The records below are made of lines; count those holding the word "JSON" and give the number only.

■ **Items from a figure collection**
* BEGIN *
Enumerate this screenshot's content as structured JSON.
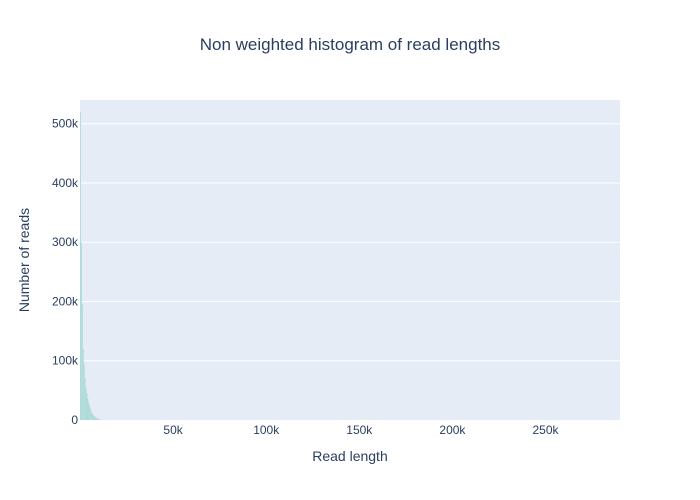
{
  "chart_data": {
    "type": "bar",
    "title": "Non weighted histogram of read lengths",
    "xlabel": "Read length",
    "ylabel": "Number of reads",
    "xlim": [
      0,
      290000
    ],
    "ylim": [
      0,
      540000
    ],
    "x_ticks": [
      {
        "value": 50000,
        "label": "50k"
      },
      {
        "value": 100000,
        "label": "100k"
      },
      {
        "value": 150000,
        "label": "150k"
      },
      {
        "value": 200000,
        "label": "200k"
      },
      {
        "value": 250000,
        "label": "250k"
      }
    ],
    "y_ticks": [
      {
        "value": 0,
        "label": "0"
      },
      {
        "value": 100000,
        "label": "100k"
      },
      {
        "value": 200000,
        "label": "200k"
      },
      {
        "value": 300000,
        "label": "300k"
      },
      {
        "value": 400000,
        "label": "400k"
      },
      {
        "value": 500000,
        "label": "500k"
      }
    ],
    "bin_width": 500,
    "x": [
      250,
      750,
      1250,
      1750,
      2250,
      2750,
      3250,
      3750,
      4250,
      4750,
      5250,
      5750,
      6250,
      6750,
      7250,
      7750,
      8250,
      8750,
      9250,
      9750,
      10250,
      10750,
      11250
    ],
    "values": [
      520000,
      300000,
      195000,
      120000,
      95000,
      70000,
      55000,
      45000,
      36000,
      29000,
      23000,
      18000,
      14000,
      11000,
      8500,
      6500,
      5000,
      3800,
      2800,
      2000,
      1400,
      900,
      500
    ],
    "grid": true,
    "colors": {
      "bar": "#aedad6",
      "plot_background": "#e5ecf6",
      "grid": "#ffffff",
      "text": "#2a3f5f"
    }
  }
}
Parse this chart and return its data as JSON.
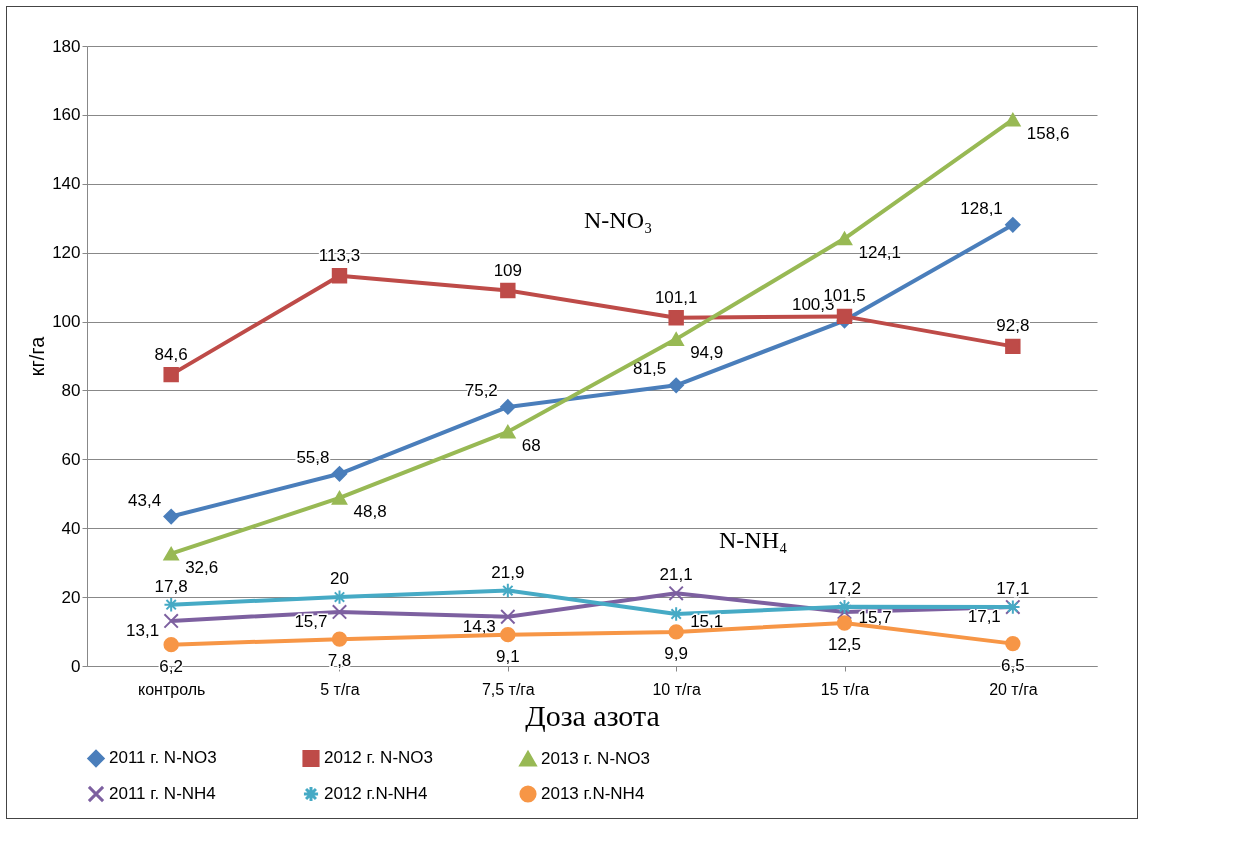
{
  "chart_data": {
    "type": "line",
    "xlabel": "Доза азота",
    "ylabel": "кг/га",
    "categories": [
      "контроль",
      "5 т/га",
      "7,5 т/га",
      "10 т/га",
      "15 т/га",
      "20 т/га"
    ],
    "ylim": [
      0,
      180
    ],
    "yticks": [
      0,
      20,
      40,
      60,
      80,
      100,
      120,
      140,
      160,
      180
    ],
    "grid": "y",
    "legend": "bottom",
    "annotations": [
      "N-NO₃",
      "N-NH₄"
    ],
    "series": [
      {
        "name": "2011 г. N-NO3",
        "color": "#4a7ebb",
        "marker": "diamond",
        "values": [
          43.4,
          55.8,
          75.2,
          81.5,
          100.3,
          128.1
        ],
        "value_labels": [
          "43,4",
          "55,8",
          "75,2",
          "81,5",
          "100,3",
          "128,1"
        ]
      },
      {
        "name": "2012 г. N-NO3",
        "color": "#be4b48",
        "marker": "square",
        "values": [
          84.6,
          113.3,
          109,
          101.1,
          101.5,
          92.8
        ],
        "value_labels": [
          "84,6",
          "113,3",
          "109",
          "101,1",
          "101,5",
          "92,8"
        ]
      },
      {
        "name": "2013 г. N-NO3",
        "color": "#98b954",
        "marker": "triangle",
        "values": [
          32.6,
          48.8,
          68,
          94.9,
          124.1,
          158.6
        ],
        "value_labels": [
          "32,6",
          "48,8",
          "68",
          "94,9",
          "124,1",
          "158,6"
        ]
      },
      {
        "name": "2011 г. N-NH4",
        "color": "#7d60a0",
        "marker": "cross",
        "values": [
          13.1,
          15.7,
          14.3,
          21.1,
          15.7,
          17.1
        ],
        "value_labels": [
          "13,1",
          "15,7",
          "14,3",
          "21,1",
          "15,7",
          "17,1"
        ]
      },
      {
        "name": "2012 г.N-NH4",
        "color": "#46aac5",
        "marker": "cross",
        "values": [
          17.8,
          20,
          21.9,
          15.1,
          17.2,
          17.1
        ],
        "value_labels": [
          "17,8",
          "20",
          "21,9",
          "15,1",
          "17,2",
          "17,1"
        ]
      },
      {
        "name": "2013 г.N-NH4",
        "color": "#f79646",
        "marker": "circle",
        "values": [
          6.2,
          7.8,
          9.1,
          9.9,
          12.5,
          6.5
        ],
        "value_labels": [
          "6,2",
          "7,8",
          "9,1",
          "9,9",
          "12,5",
          "6,5"
        ]
      }
    ]
  }
}
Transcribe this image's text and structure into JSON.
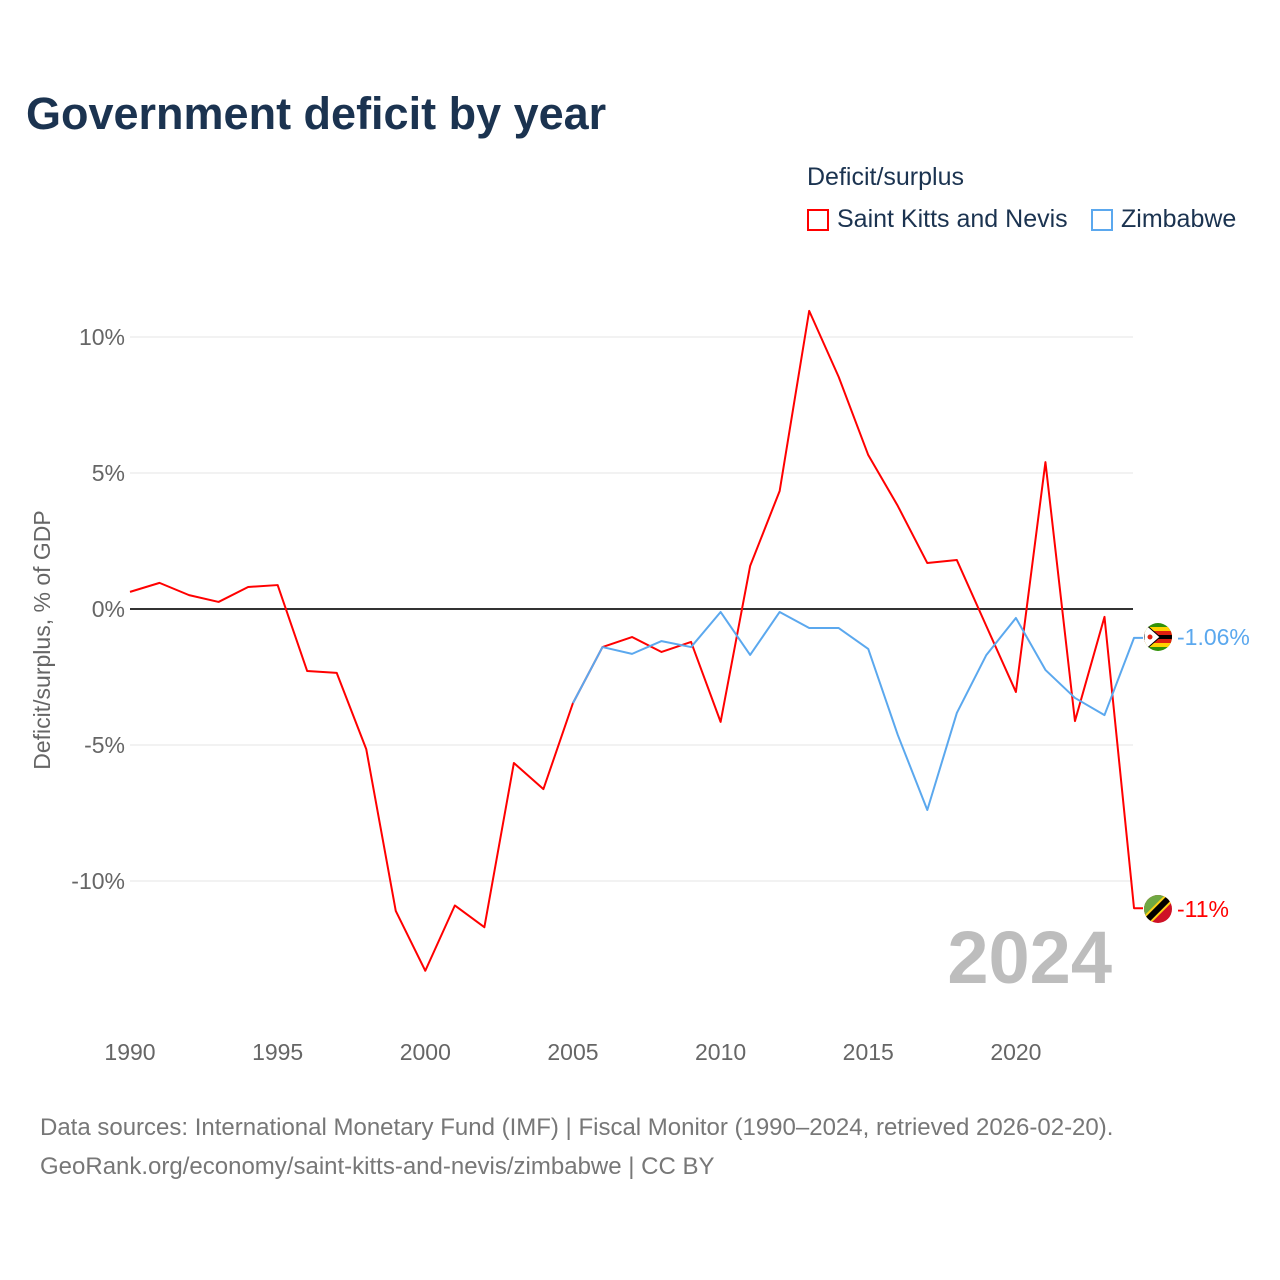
* END *
■ **ANSWER FOR THIS EXERCISE**
3